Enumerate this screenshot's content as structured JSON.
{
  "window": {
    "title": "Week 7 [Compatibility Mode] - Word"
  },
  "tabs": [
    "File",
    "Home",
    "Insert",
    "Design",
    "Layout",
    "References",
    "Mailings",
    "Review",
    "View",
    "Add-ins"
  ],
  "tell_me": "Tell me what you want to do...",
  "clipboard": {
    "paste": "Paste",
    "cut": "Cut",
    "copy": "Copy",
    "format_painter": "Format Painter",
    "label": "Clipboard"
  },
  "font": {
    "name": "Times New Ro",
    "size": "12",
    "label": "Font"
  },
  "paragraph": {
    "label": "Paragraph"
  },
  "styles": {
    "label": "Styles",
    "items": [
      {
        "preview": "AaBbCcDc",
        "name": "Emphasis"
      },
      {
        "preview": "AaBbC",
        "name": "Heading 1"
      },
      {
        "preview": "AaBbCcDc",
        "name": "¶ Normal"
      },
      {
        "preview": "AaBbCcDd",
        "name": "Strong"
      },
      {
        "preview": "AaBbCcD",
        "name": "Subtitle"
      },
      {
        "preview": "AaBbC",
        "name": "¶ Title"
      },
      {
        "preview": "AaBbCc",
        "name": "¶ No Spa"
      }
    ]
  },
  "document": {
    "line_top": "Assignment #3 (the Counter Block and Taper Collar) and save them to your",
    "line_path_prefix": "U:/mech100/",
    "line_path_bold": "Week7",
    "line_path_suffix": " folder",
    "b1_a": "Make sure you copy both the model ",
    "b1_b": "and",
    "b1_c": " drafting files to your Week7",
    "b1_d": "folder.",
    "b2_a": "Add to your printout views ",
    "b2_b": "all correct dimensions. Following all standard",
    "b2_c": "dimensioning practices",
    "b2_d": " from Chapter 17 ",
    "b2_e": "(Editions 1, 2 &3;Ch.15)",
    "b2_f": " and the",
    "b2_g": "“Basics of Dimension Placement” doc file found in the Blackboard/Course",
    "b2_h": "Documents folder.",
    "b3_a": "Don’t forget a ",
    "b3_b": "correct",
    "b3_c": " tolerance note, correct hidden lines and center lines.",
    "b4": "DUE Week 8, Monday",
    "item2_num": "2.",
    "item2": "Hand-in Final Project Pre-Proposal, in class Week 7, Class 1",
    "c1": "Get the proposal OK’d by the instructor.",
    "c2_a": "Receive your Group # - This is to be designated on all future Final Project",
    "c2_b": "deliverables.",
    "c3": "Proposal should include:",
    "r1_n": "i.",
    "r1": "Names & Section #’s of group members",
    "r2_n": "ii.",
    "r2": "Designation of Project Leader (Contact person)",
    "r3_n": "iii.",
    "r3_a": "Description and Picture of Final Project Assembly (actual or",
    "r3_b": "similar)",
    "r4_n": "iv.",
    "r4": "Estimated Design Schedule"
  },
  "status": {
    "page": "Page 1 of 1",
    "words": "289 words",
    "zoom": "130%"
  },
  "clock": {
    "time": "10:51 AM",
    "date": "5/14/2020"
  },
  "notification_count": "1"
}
= = = =
Return the listing above in its exact form.

## Response to the task
Enumerate this screenshot's content as structured JSON.
{
  "window": {
    "title": "Week 7 [Compatibility Mode] - Word"
  },
  "tabs": [
    "File",
    "Home",
    "Insert",
    "Design",
    "Layout",
    "References",
    "Mailings",
    "Review",
    "View",
    "Add-ins"
  ],
  "tell_me": "Tell me what you want to do...",
  "clipboard": {
    "paste": "Paste",
    "cut": "Cut",
    "copy": "Copy",
    "format_painter": "Format Painter",
    "label": "Clipboard"
  },
  "font": {
    "name": "Times New Ro",
    "size": "12",
    "label": "Font"
  },
  "paragraph": {
    "label": "Paragraph"
  },
  "styles": {
    "label": "Styles",
    "items": [
      {
        "preview": "AaBbCcDc",
        "name": "Emphasis"
      },
      {
        "preview": "AaBbC",
        "name": "Heading 1"
      },
      {
        "preview": "AaBbCcDc",
        "name": "¶ Normal"
      },
      {
        "preview": "AaBbCcDd",
        "name": "Strong"
      },
      {
        "preview": "AaBbCcD",
        "name": "Subtitle"
      },
      {
        "preview": "AaBbC",
        "name": "¶ Title"
      },
      {
        "preview": "AaBbCc",
        "name": "¶ No Spa"
      }
    ]
  },
  "document": {
    "line_top": "Assignment #3 (the Counter Block and Taper Collar) and save them to your",
    "line_path_prefix": "U:/mech100/",
    "line_path_bold": "Week7",
    "line_path_suffix": " folder",
    "b1_a": "Make sure you copy both the model ",
    "b1_b": "and",
    "b1_c": " drafting files to your Week7",
    "b1_d": "folder.",
    "b2_a": "Add to your printout views ",
    "b2_b": "all correct dimensions. Following all standard",
    "b2_c": "dimensioning practices",
    "b2_d": " from Chapter 17 ",
    "b2_e": "(Editions 1, 2 &3;Ch.15)",
    "b2_f": " and the",
    "b2_g": "“Basics of Dimension Placement” doc file found in the Blackboard/Course",
    "b2_h": "Documents folder.",
    "b3_a": "Don’t forget a ",
    "b3_b": "correct",
    "b3_c": " tolerance note, correct hidden lines and center lines.",
    "b4": "DUE Week 8, Monday",
    "item2_num": "2.",
    "item2": "Hand-in Final Project Pre-Proposal, in class Week 7, Class 1",
    "c1": "Get the proposal OK’d by the instructor.",
    "c2_a": "Receive your Group # - This is to be designated on all future Final Project",
    "c2_b": "deliverables.",
    "c3": "Proposal should include:",
    "r1_n": "i.",
    "r1": "Names & Section #’s of group members",
    "r2_n": "ii.",
    "r2": "Designation of Project Leader (Contact person)",
    "r3_n": "iii.",
    "r3_a": "Description and Picture of Final Project Assembly (actual or",
    "r3_b": "similar)",
    "r4_n": "iv.",
    "r4": "Estimated Design Schedule"
  },
  "status": {
    "page": "Page 1 of 1",
    "words": "289 words",
    "zoom": "130%"
  },
  "clock": {
    "time": "10:51 AM",
    "date": "5/14/2020"
  },
  "notification_count": "1"
}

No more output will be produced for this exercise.